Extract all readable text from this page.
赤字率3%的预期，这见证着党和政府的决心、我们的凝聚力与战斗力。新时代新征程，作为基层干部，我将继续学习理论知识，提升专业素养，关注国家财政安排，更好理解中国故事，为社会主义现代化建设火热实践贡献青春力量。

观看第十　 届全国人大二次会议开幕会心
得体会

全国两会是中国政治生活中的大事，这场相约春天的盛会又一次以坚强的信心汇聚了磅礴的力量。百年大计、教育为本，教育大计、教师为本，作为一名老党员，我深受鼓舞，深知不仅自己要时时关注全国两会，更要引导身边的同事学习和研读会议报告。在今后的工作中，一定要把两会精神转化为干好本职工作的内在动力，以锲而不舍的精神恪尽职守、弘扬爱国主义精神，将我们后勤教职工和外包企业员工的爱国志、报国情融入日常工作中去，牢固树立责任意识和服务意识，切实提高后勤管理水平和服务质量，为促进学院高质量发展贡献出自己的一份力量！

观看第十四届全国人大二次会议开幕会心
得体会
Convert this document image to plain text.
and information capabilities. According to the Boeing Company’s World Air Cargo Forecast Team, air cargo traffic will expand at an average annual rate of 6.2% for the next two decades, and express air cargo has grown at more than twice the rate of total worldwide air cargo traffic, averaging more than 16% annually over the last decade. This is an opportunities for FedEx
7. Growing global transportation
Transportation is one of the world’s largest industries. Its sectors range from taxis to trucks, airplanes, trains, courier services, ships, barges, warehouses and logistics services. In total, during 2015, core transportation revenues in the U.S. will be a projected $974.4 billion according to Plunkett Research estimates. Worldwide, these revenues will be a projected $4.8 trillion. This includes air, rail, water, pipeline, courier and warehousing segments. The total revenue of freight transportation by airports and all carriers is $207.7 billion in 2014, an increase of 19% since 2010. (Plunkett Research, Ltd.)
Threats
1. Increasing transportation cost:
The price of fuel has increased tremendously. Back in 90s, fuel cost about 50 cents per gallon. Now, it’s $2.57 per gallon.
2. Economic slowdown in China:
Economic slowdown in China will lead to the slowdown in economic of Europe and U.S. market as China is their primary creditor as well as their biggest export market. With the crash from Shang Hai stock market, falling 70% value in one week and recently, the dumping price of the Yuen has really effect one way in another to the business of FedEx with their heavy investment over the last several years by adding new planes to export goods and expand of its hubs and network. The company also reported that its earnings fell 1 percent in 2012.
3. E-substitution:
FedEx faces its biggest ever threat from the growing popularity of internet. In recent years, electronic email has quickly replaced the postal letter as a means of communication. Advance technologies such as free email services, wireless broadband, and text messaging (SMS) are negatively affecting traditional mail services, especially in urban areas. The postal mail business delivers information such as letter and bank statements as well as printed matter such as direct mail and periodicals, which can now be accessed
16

__________

_WHAT THE TASK REQUIRES_
Show every line from the entries above in which "information" appears.

_REPLY TO THE EXERCISE_
and information capabilities. According to the Boeing Company’s World Air Cargo Forecast Team, air cargo traffic will expand at an average annual rate of 6.2% for the next two decades, and express air cargo has grown at more than twice the rate of total worldwide air cargo traffic, averaging more than 16% annually over the last decade. This is an opportunities for FedEx
FedEx faces its biggest ever threat from the growing popularity of internet. In recent years, electronic email has quickly replaced the postal letter as a means of communication. Advance technologies such as free email services, wireless broadband, and text messaging (SMS) are negatively affecting traditional mail services, especially in urban areas. The postal mail business delivers information such as letter and bank statements as well as printed matter such as direct mail and periodicals, which can now be accessed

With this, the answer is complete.